■ **Brano scelto**
+ + + + +

Cronache

"La mia lunga arrampicata per portare Internet a tutti"

Luca Spada ha creato Eolo, la più grande rete wireless a banda ultra larga che esista al mondo. "Con la chiave da 13 ho montato 200 dei 1.000 ripetitori, fino al Passo dello Stelvio"

Per scoprire fin dove poteva arrivare, Luca Spada non ha esitato a scalare le vette alpine equipaggiato da rocciatore. «Partivo alle 6 di mattina e spesso finivo alle 10 e mezzo di sera, con la pila frontale attaccata al casco per illuminare gli ultimi collegamenti. Sei su un ghiacciaio e non hai ancora terminato il lavoro. Che fai? Lo pianti lì e torni a ultimarlo l'indomani?». Se oggi anche gli otto alberghi al Passo dello Stelvio, a quasi 3.000 metri di quota, dispongono di Internet, lo devono a questo cocciuto sognatore di 40 anni, originario di Angera, sul lago Maggiore, che nel 2006 ha cominciato a inseguire un sogno all'apparenza irrealizzabile: collegare al Web, senza bisogno dei fili, anche le località più sperdute d'Italia.

+ + + + +

■ **Righe di dati**
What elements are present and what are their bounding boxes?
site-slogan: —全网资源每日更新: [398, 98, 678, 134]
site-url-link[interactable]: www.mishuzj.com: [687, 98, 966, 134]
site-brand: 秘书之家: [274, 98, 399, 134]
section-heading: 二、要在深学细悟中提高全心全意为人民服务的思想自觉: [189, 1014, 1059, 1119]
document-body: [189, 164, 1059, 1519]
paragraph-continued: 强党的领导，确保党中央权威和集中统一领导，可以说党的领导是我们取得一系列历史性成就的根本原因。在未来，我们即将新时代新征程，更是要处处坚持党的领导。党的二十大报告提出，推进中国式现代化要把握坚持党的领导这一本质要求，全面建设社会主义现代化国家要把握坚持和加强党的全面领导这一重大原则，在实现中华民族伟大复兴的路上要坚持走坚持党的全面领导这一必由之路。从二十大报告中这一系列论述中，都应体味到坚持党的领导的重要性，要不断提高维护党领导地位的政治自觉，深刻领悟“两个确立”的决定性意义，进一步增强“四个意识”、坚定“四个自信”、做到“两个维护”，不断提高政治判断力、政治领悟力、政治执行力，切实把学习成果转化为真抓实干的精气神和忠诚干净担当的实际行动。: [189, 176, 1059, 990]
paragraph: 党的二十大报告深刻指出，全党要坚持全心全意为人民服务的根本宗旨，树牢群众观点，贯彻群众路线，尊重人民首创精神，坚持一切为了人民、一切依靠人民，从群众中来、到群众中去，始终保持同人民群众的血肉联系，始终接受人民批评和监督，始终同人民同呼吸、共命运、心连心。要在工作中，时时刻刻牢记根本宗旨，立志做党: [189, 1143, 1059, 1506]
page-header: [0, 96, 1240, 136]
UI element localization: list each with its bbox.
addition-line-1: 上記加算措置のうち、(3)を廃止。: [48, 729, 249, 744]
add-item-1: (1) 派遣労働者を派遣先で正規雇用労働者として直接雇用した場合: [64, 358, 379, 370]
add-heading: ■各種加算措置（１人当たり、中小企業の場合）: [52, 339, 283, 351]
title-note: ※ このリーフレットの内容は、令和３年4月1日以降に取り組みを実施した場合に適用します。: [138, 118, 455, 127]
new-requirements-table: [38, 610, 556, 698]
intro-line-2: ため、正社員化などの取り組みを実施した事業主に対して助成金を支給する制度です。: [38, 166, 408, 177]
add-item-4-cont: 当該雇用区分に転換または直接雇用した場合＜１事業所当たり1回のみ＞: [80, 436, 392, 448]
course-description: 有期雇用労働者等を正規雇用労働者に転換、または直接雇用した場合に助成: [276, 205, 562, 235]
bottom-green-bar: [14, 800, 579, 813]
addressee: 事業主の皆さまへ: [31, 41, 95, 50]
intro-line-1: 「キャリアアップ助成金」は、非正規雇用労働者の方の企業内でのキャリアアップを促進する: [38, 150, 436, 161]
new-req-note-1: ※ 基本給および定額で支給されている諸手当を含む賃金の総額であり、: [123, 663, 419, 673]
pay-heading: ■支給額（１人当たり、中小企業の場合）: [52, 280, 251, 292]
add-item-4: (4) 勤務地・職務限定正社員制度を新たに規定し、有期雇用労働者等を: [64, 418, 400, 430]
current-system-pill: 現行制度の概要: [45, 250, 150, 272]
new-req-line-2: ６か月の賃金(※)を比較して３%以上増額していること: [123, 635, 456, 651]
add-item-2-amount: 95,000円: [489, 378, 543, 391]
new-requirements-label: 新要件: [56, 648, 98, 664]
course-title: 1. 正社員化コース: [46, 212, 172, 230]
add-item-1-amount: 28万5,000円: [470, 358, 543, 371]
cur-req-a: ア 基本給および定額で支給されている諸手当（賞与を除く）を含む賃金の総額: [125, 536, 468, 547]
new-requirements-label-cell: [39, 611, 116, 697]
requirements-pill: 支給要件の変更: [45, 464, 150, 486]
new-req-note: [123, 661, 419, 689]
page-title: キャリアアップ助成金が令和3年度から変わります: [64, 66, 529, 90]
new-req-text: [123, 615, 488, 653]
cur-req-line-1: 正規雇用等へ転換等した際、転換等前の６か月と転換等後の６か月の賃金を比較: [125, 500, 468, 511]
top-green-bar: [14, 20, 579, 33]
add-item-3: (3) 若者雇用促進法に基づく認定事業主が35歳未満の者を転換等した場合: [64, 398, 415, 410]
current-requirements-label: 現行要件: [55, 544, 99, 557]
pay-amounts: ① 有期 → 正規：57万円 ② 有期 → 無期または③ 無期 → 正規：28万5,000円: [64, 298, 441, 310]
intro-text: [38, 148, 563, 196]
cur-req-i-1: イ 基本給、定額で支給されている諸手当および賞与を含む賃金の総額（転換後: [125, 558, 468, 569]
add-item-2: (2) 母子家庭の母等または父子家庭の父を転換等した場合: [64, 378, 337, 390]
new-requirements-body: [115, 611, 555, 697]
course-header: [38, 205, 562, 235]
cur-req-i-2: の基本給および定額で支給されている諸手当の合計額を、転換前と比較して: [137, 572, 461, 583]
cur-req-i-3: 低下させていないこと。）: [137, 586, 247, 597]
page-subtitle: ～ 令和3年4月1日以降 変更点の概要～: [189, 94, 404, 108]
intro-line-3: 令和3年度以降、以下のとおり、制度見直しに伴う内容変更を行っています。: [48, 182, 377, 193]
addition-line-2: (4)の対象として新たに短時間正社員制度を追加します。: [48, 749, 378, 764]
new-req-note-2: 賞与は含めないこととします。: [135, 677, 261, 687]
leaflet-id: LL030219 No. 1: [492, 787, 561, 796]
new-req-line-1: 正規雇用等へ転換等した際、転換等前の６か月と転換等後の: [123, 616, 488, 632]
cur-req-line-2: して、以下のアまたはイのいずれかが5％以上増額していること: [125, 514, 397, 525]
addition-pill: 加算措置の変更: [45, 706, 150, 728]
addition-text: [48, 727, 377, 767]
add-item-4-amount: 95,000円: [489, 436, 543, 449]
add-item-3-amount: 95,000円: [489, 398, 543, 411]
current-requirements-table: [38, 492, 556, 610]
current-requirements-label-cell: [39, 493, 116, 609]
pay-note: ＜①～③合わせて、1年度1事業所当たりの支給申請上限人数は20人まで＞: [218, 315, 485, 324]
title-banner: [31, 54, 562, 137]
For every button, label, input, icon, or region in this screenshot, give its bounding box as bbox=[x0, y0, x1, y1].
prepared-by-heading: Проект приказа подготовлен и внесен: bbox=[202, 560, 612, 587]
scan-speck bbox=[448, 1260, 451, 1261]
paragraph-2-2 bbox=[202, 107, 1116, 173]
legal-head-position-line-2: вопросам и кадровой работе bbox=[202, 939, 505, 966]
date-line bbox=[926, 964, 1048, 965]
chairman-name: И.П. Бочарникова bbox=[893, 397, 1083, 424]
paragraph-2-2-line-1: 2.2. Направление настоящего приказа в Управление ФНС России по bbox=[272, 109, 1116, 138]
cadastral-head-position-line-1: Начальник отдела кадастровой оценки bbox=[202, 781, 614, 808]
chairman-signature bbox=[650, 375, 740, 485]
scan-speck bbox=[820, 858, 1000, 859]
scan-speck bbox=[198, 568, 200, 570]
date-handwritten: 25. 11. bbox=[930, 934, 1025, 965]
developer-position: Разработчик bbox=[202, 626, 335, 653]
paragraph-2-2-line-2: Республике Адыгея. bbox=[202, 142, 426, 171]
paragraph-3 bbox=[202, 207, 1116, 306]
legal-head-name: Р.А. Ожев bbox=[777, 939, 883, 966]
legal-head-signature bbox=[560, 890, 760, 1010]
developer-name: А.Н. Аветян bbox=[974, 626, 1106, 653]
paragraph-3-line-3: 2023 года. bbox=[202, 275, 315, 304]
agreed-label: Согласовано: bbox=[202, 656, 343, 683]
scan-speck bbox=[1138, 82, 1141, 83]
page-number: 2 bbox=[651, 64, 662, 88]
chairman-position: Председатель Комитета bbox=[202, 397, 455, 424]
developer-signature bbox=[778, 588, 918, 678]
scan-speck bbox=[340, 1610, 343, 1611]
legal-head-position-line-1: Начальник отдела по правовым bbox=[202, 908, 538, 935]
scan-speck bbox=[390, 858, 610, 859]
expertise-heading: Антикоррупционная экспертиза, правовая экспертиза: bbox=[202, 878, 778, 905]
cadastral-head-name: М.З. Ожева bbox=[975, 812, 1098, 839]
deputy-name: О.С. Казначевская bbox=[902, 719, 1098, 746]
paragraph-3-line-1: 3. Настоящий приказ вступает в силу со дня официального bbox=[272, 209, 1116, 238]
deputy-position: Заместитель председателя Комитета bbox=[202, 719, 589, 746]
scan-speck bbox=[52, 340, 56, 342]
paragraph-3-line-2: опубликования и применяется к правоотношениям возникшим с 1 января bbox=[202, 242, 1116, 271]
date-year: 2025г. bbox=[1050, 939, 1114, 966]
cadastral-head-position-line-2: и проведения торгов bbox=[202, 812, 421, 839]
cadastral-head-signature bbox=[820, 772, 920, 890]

+ + + + +

■ **Esercizio proposto A**
Secondo il brano su Luca Spada, in quale anno ha cominciato a inseguire il sogno di collegare al Web le località più sperdute d'Italia?
■ **Esercizio proposto B**
Riprendi il brano su Luca Spada dal punto in cui si interrompe.

■ **Risultato finale A**
Nel 2006.

■ **Risultato finale B**
Obiettivo raggiunto. A furia di lavorare in cima ai tralicci, ormai diventati più di 1.000, compresi i 150 di sua proprietà, Spada si ritrova a essere presidente, amministratore delegato e maggior azionista della più grande rete privata wireless a banda ultra larga esistente al mondo («ce n'è una più estesa soltanto nelle Filippine, che serve 2 milioni di persone, ma è stata costruita con fondi pubblici ed è controllata dal governo»), con una copertura capillare in Lombardia, Veneto, Trentino Alto Adige, Friuli, Piemonte e Val d'Aosta. Tanto da aver sbaragliato la Telecom nelle prime gare d'appalto indette dal governo per portare Internet sul 99 per cento del territorio nazionale entro il 2015, obiettivo inderogabile fissato dalla Commissione europea: ha già vinto le commesse per Liguria, Emilia Romagna, Umbria e Marche. «Un investimento da 35 milioni di euro, finanziato per circa 20 dallo Stato. Finora la concorrenza s'è aggiudicata solo Lazio e Campania, ma in quest'ultima regione non abbiamo partecipato al bando».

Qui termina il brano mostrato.